Records to use
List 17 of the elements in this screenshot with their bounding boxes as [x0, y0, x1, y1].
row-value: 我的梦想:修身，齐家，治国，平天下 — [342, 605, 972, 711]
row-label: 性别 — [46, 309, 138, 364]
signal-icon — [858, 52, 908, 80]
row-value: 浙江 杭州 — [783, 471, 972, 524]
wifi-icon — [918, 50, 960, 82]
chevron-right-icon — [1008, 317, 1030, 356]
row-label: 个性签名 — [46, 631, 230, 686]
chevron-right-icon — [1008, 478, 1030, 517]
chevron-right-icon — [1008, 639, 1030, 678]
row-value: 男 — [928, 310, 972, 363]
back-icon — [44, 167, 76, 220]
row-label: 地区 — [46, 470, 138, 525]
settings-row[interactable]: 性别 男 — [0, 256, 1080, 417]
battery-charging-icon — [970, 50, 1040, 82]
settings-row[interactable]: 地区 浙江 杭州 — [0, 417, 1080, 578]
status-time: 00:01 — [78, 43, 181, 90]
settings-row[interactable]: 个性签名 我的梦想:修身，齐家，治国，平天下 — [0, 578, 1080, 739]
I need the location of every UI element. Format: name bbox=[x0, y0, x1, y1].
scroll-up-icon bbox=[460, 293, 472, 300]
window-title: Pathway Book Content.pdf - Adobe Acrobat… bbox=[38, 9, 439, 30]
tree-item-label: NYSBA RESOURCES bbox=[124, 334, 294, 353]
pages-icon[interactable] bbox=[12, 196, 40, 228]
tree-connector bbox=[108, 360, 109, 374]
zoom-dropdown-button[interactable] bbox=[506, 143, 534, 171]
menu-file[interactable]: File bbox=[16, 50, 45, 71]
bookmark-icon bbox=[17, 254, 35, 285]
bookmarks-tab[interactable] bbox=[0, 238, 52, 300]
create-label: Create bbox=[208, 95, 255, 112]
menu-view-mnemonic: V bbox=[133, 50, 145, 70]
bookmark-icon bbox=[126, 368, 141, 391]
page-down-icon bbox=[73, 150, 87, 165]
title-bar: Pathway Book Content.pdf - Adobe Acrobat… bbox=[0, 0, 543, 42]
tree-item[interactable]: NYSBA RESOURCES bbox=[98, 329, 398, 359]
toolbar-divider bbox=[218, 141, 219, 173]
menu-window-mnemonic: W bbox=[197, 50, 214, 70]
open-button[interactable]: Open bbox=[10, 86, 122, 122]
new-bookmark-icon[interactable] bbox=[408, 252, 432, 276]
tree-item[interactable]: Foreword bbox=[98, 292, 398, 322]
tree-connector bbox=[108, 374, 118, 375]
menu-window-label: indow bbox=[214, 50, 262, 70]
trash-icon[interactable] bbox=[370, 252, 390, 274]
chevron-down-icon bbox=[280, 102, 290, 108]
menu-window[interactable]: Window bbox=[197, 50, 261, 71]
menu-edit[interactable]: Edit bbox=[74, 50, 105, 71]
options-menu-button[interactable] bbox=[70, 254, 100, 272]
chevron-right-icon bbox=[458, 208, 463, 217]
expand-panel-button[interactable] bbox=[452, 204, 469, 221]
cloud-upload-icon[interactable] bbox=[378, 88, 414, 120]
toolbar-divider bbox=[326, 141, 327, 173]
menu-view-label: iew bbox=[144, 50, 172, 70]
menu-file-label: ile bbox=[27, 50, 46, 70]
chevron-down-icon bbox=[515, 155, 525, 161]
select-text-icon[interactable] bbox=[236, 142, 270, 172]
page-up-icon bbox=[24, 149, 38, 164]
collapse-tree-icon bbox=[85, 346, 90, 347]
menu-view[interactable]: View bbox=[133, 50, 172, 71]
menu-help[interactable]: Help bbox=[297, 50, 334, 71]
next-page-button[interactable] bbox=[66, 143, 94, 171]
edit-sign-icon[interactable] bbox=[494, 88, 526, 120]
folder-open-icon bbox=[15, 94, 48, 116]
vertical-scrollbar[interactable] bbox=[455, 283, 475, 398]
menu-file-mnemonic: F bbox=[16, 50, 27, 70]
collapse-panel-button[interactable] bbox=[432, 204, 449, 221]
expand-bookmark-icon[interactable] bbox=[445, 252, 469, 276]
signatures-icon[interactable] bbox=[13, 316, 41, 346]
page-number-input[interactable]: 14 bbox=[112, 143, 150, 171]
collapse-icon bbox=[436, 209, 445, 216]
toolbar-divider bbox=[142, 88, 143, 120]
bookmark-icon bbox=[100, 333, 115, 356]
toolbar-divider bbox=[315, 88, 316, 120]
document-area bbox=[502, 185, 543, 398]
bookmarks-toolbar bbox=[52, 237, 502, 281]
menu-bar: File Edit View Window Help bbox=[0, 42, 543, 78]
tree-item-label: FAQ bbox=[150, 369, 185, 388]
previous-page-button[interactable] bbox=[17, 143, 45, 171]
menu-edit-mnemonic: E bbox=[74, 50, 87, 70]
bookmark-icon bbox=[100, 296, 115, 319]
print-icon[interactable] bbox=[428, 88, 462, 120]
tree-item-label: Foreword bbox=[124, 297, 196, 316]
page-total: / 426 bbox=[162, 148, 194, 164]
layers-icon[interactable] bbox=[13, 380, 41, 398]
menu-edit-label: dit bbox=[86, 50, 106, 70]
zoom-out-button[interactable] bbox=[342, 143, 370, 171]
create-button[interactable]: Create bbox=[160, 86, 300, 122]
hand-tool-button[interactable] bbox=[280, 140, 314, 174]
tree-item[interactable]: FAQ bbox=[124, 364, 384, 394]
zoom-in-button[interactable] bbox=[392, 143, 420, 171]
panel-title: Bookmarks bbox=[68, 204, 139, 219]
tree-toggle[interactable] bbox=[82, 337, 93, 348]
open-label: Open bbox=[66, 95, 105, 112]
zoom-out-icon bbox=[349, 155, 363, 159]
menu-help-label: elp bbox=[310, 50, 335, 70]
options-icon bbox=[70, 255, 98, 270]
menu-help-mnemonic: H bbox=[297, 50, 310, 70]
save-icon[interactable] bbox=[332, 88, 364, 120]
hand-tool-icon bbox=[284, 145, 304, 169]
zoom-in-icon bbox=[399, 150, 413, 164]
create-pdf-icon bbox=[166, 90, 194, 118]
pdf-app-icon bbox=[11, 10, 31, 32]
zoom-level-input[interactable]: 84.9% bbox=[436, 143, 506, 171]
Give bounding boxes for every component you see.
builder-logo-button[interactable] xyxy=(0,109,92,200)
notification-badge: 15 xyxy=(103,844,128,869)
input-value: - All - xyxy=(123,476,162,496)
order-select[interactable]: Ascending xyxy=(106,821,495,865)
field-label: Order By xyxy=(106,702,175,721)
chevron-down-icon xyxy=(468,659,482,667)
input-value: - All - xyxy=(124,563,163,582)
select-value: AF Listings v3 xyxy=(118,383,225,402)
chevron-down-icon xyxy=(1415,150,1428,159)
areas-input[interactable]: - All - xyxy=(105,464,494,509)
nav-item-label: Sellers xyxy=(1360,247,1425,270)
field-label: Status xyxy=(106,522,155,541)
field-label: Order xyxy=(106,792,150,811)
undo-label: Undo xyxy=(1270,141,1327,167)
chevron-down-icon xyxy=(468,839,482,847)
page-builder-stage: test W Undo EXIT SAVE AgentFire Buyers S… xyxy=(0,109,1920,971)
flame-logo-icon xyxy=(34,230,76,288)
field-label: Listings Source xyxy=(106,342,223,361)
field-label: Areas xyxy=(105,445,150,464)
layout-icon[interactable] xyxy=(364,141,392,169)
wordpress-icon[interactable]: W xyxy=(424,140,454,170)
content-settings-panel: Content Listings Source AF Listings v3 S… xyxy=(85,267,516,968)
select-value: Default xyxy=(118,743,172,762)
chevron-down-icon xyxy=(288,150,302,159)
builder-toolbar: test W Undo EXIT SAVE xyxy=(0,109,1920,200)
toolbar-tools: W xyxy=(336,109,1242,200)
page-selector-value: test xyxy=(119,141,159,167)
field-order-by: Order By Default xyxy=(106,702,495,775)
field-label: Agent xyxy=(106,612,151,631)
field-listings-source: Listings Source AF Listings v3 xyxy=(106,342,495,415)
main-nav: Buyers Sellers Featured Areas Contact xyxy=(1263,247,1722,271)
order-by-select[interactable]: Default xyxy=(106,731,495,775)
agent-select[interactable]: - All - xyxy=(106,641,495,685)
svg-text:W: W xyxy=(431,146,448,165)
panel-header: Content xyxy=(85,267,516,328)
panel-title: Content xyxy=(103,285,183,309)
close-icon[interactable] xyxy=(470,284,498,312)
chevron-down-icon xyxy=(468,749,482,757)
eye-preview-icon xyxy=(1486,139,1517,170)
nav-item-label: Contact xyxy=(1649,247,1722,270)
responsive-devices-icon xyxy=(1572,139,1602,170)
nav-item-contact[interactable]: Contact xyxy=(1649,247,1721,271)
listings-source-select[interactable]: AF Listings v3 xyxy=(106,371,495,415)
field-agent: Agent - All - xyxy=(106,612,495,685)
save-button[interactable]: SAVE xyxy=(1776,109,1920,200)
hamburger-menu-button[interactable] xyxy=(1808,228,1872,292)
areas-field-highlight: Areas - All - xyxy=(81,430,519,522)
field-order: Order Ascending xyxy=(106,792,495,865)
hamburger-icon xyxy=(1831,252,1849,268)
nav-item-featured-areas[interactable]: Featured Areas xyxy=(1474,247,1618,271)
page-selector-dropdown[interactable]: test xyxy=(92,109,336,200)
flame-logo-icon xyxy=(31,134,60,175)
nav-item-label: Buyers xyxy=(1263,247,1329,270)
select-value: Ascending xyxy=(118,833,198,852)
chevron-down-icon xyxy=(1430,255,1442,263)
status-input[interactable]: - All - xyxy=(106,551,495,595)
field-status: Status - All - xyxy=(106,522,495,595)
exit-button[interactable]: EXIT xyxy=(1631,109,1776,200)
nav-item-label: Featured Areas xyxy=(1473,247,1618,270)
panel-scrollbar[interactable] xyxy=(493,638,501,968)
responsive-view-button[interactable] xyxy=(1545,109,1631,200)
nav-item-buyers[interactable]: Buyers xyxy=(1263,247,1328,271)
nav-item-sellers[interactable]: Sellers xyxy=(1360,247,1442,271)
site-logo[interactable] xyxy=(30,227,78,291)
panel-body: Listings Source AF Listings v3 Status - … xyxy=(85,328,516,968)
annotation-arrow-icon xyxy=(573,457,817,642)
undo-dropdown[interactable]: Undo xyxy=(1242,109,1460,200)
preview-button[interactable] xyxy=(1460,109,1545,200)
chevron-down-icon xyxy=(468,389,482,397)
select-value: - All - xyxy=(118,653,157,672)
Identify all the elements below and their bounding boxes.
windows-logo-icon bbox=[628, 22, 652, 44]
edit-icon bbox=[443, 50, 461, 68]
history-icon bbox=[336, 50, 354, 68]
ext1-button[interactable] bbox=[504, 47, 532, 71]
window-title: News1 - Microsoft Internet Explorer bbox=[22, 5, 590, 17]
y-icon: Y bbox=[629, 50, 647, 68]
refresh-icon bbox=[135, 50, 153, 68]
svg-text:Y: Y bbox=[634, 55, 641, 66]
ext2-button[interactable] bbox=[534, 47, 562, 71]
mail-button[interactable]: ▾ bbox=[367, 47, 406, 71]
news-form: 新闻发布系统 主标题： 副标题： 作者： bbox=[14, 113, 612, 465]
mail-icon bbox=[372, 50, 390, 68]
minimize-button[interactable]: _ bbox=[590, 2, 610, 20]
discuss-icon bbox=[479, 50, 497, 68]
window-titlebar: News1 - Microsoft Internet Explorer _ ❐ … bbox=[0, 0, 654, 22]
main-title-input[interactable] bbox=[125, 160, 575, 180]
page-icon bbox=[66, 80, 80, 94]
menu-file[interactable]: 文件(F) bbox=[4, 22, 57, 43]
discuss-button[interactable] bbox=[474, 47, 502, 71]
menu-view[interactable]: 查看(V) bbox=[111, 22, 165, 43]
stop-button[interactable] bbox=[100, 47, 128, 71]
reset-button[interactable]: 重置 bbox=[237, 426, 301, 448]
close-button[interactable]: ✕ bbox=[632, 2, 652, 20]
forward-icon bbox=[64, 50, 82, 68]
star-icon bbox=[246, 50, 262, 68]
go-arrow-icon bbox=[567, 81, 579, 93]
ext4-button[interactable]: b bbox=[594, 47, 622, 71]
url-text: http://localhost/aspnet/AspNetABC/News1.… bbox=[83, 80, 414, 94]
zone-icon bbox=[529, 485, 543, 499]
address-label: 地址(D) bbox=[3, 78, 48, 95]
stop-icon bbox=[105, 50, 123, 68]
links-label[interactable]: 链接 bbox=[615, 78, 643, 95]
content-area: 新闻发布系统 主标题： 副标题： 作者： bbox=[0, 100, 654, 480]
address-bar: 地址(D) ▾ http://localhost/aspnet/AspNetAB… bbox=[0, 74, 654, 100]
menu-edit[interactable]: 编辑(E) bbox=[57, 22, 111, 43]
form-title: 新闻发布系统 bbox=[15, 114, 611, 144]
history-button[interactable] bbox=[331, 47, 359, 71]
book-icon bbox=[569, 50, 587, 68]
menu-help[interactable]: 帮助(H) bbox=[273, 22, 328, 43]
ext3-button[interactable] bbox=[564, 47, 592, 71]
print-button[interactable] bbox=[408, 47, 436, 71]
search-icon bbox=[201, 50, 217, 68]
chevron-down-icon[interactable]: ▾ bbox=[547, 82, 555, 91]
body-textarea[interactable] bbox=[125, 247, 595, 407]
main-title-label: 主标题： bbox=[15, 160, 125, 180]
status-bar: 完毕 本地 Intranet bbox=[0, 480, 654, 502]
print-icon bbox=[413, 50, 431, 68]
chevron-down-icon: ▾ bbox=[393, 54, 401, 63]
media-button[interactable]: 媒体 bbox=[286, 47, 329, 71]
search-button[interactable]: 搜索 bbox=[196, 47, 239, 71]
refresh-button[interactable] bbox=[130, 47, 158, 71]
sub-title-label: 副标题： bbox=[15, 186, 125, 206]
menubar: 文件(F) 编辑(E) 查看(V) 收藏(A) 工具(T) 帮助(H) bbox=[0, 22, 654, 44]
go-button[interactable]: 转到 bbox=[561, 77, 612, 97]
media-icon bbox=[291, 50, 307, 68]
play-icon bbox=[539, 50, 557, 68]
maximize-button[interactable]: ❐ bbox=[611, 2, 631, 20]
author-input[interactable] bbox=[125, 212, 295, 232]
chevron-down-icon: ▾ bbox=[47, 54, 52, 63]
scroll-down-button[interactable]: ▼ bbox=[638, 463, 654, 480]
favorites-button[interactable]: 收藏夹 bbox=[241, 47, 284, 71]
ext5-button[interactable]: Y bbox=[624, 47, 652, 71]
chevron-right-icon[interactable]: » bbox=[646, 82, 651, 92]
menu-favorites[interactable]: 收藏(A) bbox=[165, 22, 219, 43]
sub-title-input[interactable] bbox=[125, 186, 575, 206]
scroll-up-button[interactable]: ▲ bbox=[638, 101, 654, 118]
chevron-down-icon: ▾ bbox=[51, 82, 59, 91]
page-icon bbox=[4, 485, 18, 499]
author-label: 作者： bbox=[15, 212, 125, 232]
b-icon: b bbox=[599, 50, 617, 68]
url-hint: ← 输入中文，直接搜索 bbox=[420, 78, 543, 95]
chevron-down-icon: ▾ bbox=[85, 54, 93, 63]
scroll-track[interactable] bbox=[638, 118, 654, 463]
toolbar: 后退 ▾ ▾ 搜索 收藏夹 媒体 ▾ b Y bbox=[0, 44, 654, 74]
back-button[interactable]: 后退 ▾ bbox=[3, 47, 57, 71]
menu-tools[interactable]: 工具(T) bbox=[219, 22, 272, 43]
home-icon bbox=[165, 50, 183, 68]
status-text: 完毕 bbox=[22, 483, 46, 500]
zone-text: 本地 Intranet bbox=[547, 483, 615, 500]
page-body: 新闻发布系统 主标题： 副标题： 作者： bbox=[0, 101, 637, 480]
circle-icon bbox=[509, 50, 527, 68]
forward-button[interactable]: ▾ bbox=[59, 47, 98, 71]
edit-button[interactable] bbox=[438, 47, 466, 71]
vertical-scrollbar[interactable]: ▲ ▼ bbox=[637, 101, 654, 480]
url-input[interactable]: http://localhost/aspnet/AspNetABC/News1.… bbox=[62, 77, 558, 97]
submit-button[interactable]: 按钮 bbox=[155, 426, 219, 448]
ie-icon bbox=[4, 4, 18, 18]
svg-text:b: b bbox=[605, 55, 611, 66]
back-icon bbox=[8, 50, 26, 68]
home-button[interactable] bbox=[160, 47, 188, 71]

Your instructions
Rewrite the listing from its first line through the line that contains "menu-window-mnemonic: W bbox=[197, 50, 214, 70]", changing every "chevron-right-icon" to "arrow-right-icon" and keeping everything else the same. Return only those lines.

The answer
List 17 of the elements in this screenshot with their bounding boxes as [x0, y0, x1, y1].
row-value: 我的梦想:修身，齐家，治国，平天下 — [342, 605, 972, 711]
row-label: 性别 — [46, 309, 138, 364]
signal-icon — [858, 52, 908, 80]
row-value: 浙江 杭州 — [783, 471, 972, 524]
wifi-icon — [918, 50, 960, 82]
arrow-right-icon — [1008, 317, 1030, 356]
row-label: 个性签名 — [46, 631, 230, 686]
arrow-right-icon — [1008, 478, 1030, 517]
arrow-right-icon — [1008, 639, 1030, 678]
row-value: 男 — [928, 310, 972, 363]
back-icon — [44, 167, 76, 220]
row-label: 地区 — [46, 470, 138, 525]
settings-row[interactable]: 性别 男 — [0, 256, 1080, 417]
battery-charging-icon — [970, 50, 1040, 82]
settings-row[interactable]: 地区 浙江 杭州 — [0, 417, 1080, 578]
status-time: 00:01 — [78, 43, 181, 90]
settings-row[interactable]: 个性签名 我的梦想:修身，齐家，治国，平天下 — [0, 578, 1080, 739]
I need the location of every UI element. Format: name bbox=[x0, y0, x1, y1].
scroll-up-icon bbox=[460, 293, 472, 300]
window-title: Pathway Book Content.pdf - Adobe Acrobat… bbox=[38, 9, 439, 30]
tree-item-label: NYSBA RESOURCES bbox=[124, 334, 294, 353]
pages-icon[interactable] bbox=[12, 196, 40, 228]
tree-connector bbox=[108, 360, 109, 374]
zoom-dropdown-button[interactable] bbox=[506, 143, 534, 171]
menu-file[interactable]: File bbox=[16, 50, 45, 71]
bookmark-icon bbox=[17, 254, 35, 285]
bookmarks-tab[interactable] bbox=[0, 238, 52, 300]
create-label: Create bbox=[208, 95, 255, 112]
menu-view-mnemonic: V bbox=[133, 50, 145, 70]
bookmark-icon bbox=[126, 368, 141, 391]
page-down-icon bbox=[73, 150, 87, 165]
title-bar: Pathway Book Content.pdf - Adobe Acrobat… bbox=[0, 0, 543, 42]
tree-item[interactable]: NYSBA RESOURCES bbox=[98, 329, 398, 359]
toolbar-divider bbox=[218, 141, 219, 173]
menu-window-mnemonic: W bbox=[197, 50, 214, 70]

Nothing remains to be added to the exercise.